-- BEGIN --

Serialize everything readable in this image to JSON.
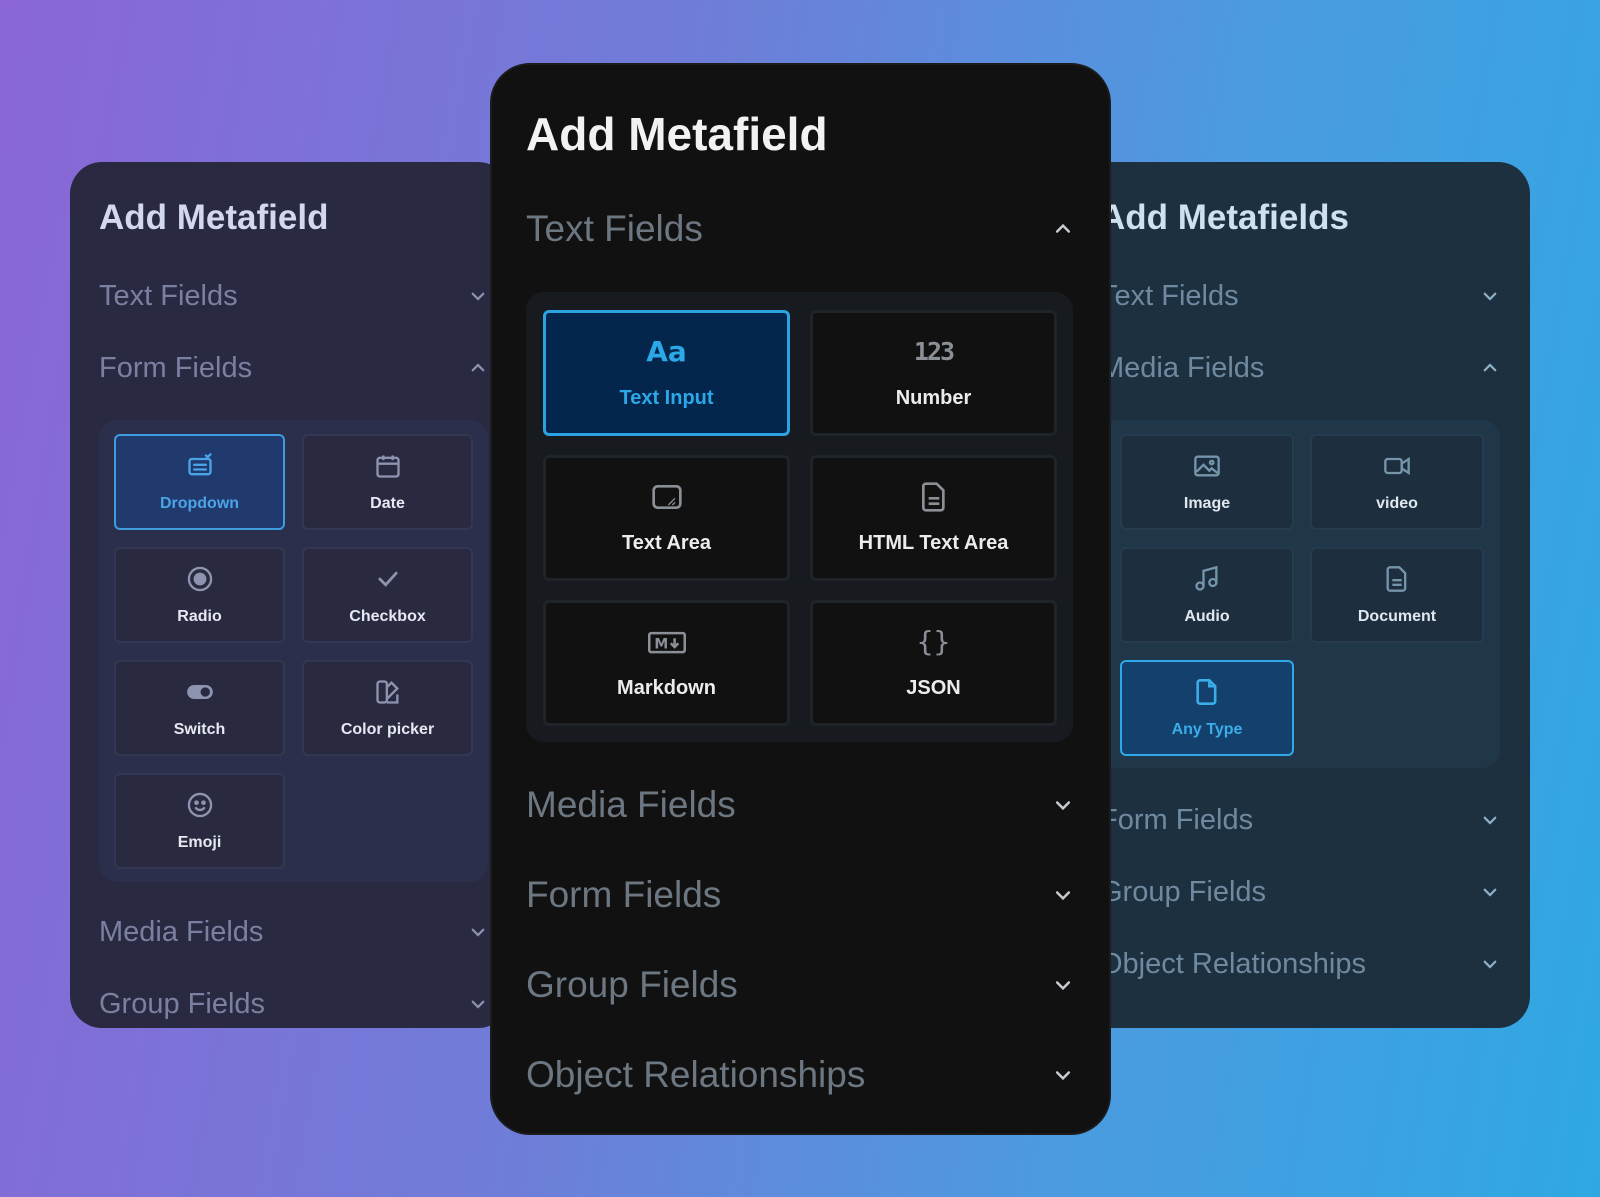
{
  "colors": {
    "accent": "#2ba8e8",
    "left_panel": "#292a42",
    "center_panel": "#111111",
    "right_panel": "#1d3040"
  },
  "left": {
    "title": "Add Metafield",
    "sections_before": [
      {
        "label": "Text Fields",
        "expanded": false
      },
      {
        "label": "Form Fields",
        "expanded": true
      }
    ],
    "tiles": [
      {
        "label": "Dropdown",
        "icon": "dropdown-icon",
        "selected": true
      },
      {
        "label": "Date",
        "icon": "calendar-icon"
      },
      {
        "label": "Radio",
        "icon": "radio-icon"
      },
      {
        "label": "Checkbox",
        "icon": "check-icon"
      },
      {
        "label": "Switch",
        "icon": "toggle-icon"
      },
      {
        "label": "Color picker",
        "icon": "color-picker-icon"
      },
      {
        "label": "Emoji",
        "icon": "emoji-icon"
      }
    ],
    "sections_after": [
      {
        "label": "Media Fields",
        "expanded": false
      },
      {
        "label": "Group Fields",
        "expanded": false
      }
    ]
  },
  "center": {
    "title": "Add Metafield",
    "sections_before": [
      {
        "label": "Text Fields",
        "expanded": true
      }
    ],
    "tiles": [
      {
        "label": "Text Input",
        "icon": "text-aa-icon",
        "selected": true
      },
      {
        "label": "Number",
        "icon": "number-123-icon"
      },
      {
        "label": "Text Area",
        "icon": "textarea-icon"
      },
      {
        "label": "HTML Text Area",
        "icon": "document-icon"
      },
      {
        "label": "Markdown",
        "icon": "markdown-icon"
      },
      {
        "label": "JSON",
        "icon": "braces-icon"
      }
    ],
    "sections_after": [
      {
        "label": "Media Fields",
        "expanded": false
      },
      {
        "label": "Form Fields",
        "expanded": false
      },
      {
        "label": "Group Fields",
        "expanded": false
      },
      {
        "label": "Object Relationships",
        "expanded": false
      }
    ]
  },
  "right": {
    "title": "Add Metafields",
    "sections_before": [
      {
        "label": "Text Fields",
        "expanded": false
      },
      {
        "label": "Media Fields",
        "expanded": true
      }
    ],
    "tiles": [
      {
        "label": "Image",
        "icon": "image-icon"
      },
      {
        "label": "video",
        "icon": "video-icon"
      },
      {
        "label": "Audio",
        "icon": "music-note-icon"
      },
      {
        "label": "Document",
        "icon": "document-icon"
      },
      {
        "label": "Any Type",
        "icon": "file-icon",
        "selected": true
      }
    ],
    "sections_after": [
      {
        "label": "Form Fields",
        "expanded": false
      },
      {
        "label": "Group Fields",
        "expanded": false
      },
      {
        "label": "Object Relationships",
        "expanded": false
      }
    ]
  }
}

-- END --

_Exercise_
Pick out lines containing the word "JSON", each one as written.

_The reply_
Serialize everything readable in this image to JSON.
        "label": "JSON",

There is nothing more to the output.